
  6. Jen says:

    Dave and Bryan, your comments about leaving things unfinished and integrating more reality into our lives really make sense. I like the idea that it doesn’t really matter how or why these things happen, it’s more about what we do with them and how we deal with the after effects – how we move on – that is important.
    And Jeremy and others, thanks for the comments as well.

  7. Kate The Great says:

    I have no experience of death. My grandparents are all very alive and there have been no close, personal accidents of any sort near my life. I don’t know anyone dying of cancer; my parents had friends who have died of cancer, but I didn’t go through any sort of mourning process for them.

    I’m strangely concerned about this. I am familar with the descriptions that other people relate of their grief, but I suspect I don’t really know what it is. A part of me tells me it’s because I’m relatively young (22), and death happens more often to people in the middle of their lives, but another part of dismisses this every time it comes up in committee.

    And then there’s a friend of mine whom I’ve lost contact with for years now. Something told me suddenly one morning in the shower that she was dead, but I have way of confirming this, and thus I think about her nearly every day when I’m in the shower. I used to mourn for her, but now I wonder what she’s doing, where she’s living, who she’s in love with…

    Yes, death is a mystery to me.

  8. Kate The Great says:

    That’s “but I have no way of confirming this”.

  9. Beth W says:

    Jen, I’m so sorry for your loss. You wrote a lovely tribute.

    I feel quite the opposite of Kate. All of my grandparents have died as well as other close friends and family. I was trying to decide if you are lucky Kate, and for the most part I would say yes. You are lucky to still have people important to you alive. It’s something to be grateful for. One person’s experience can’t (shouldn’t) really be compared to another’s. The sum of our experiences, including death, shape how we see the world and people around us.

### Stored data
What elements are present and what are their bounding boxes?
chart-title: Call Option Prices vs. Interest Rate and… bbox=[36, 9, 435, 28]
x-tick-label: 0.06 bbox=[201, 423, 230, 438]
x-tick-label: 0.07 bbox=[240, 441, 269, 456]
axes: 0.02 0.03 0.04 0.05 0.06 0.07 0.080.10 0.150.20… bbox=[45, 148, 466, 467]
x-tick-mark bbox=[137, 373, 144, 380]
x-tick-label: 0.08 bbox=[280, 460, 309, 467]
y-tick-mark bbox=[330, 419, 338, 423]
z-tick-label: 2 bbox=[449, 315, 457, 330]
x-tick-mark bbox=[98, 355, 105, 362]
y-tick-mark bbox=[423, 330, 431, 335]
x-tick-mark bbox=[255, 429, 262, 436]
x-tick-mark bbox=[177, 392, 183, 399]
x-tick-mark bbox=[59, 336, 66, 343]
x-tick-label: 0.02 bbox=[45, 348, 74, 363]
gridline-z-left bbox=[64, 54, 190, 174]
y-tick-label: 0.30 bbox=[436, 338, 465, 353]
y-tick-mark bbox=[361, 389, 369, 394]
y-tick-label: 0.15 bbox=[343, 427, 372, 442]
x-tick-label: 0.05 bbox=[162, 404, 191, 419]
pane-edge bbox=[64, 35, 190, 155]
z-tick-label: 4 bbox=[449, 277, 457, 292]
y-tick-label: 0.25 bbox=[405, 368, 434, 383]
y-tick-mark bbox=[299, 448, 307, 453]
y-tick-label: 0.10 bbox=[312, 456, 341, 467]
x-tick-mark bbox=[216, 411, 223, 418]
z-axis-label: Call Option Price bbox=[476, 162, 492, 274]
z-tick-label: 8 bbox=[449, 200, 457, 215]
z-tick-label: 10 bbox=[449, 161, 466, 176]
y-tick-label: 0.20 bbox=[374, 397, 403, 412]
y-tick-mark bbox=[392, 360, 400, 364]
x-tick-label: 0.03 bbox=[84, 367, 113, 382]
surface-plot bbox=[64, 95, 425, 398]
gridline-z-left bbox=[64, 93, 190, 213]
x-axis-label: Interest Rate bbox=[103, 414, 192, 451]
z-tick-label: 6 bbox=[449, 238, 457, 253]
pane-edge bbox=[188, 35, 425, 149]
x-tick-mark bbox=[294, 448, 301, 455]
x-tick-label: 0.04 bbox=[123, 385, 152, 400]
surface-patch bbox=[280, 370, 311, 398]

### Actions to take
1 - Retype the passage from the comment thread about death and grief, starting at "And then there’s" and ending at "a lovely tribute.".
2 - Write the next part of the comment thread about death and grief, picking up after its final sentence.

### Answers to the exercises
1 -
And then there’s a friend of mine whom I’ve lost contact with for years now. Something told me suddenly one morning in the shower that she was dead, but I have way of confirming this, and thus I think about her nearly every day when I’m in the shower. I used to mourn for her, but now I wonder what she’s doing, where she’s living, who she’s in love with…

    Yes, death is a mystery to me.

  8. Kate The Great says:

    That’s “but I have no way of confirming this”.

  9. Beth W says:

    Jen, I’m so sorry for your loss. You wrote a lovely tribute.

2 -
    My book club is reading Ulysses this year, in three installments. I’ve only made it through the first 7 chapters and one meeting. I actually don’t know if I’ll ever finish since I can’t attend the remaining meeting. I was impressed by chapter two (when Stephen is walking on the beach) and what I interpreted as a description of the state of the grieving mind. Joyce captured the intensity of feeling separate yet hyper aware of every interaction. I don’t think anyone else in book club had the same interpretation. Each person approached the book from their own base of experience.

  10. Not sure how or where else to post this sad news, but our friend John (as in John and Shelley) lost his mom to a hit and run driver yesterday. She was walking near her home in a SLC suburb. You can find more here and here. Our collective condolences go out to John, his sister & dad, and to Shelley and Emmett.

  11. Mark says:

    Oh man that’s really sad. Horrible that people could even do that sort of thing and live with themselves.

  12. JJ says:

    Is the universe trying to tell you something? Some would say stress is making you retreat to the imaginary. But I would say it is an astute person indeed who begins to sense and respond to something more.

    Take for example babies. Gradually they become aware that someone is caring for them. They begin to associate parents with food, warmth, and care. At first is a basic linkage –mom gives me my bottle, but as the child matures he also realizes, gee, Mom pays the mortgage. A whole new level. It is so with us and our awareness of what’s really there.

    Most people reach a point where they are aware that there is a higher power. When that awareness comes, they choose what to do with it. Moving towards faith is hard, but it is also hard to constantly “write off” our awareness –a betrayal of sense and self.

  13. JJ says:

    Excuse me, I failed to acknowledge the terrible news posted in comment 10. So sorry.